Rows from a figure dataset
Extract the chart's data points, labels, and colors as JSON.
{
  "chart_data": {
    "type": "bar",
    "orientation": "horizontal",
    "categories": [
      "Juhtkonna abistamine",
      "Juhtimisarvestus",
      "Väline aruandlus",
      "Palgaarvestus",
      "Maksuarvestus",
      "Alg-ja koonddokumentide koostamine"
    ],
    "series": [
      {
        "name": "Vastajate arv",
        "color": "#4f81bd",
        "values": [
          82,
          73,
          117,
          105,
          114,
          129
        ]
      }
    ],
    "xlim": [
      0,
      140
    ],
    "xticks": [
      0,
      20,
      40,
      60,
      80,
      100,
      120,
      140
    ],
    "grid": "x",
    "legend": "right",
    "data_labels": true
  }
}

WHAT YOU ARE ASKED TO DO:
Every record above must be duplicated exactly.

COMPLETE OUTPUT:
Extract the chart's data points, labels, and colors as JSON.
{
  "chart_data": {
    "type": "bar",
    "orientation": "horizontal",
    "categories": [
      "Juhtkonna abistamine",
      "Juhtimisarvestus",
      "Väline aruandlus",
      "Palgaarvestus",
      "Maksuarvestus",
      "Alg-ja koonddokumentide koostamine"
    ],
    "series": [
      {
        "name": "Vastajate arv",
        "color": "#4f81bd",
        "values": [
          82,
          73,
          117,
          105,
          114,
          129
        ]
      }
    ],
    "xlim": [
      0,
      140
    ],
    "xticks": [
      0,
      20,
      40,
      60,
      80,
      100,
      120,
      140
    ],
    "grid": "x",
    "legend": "right",
    "data_labels": true
  }
}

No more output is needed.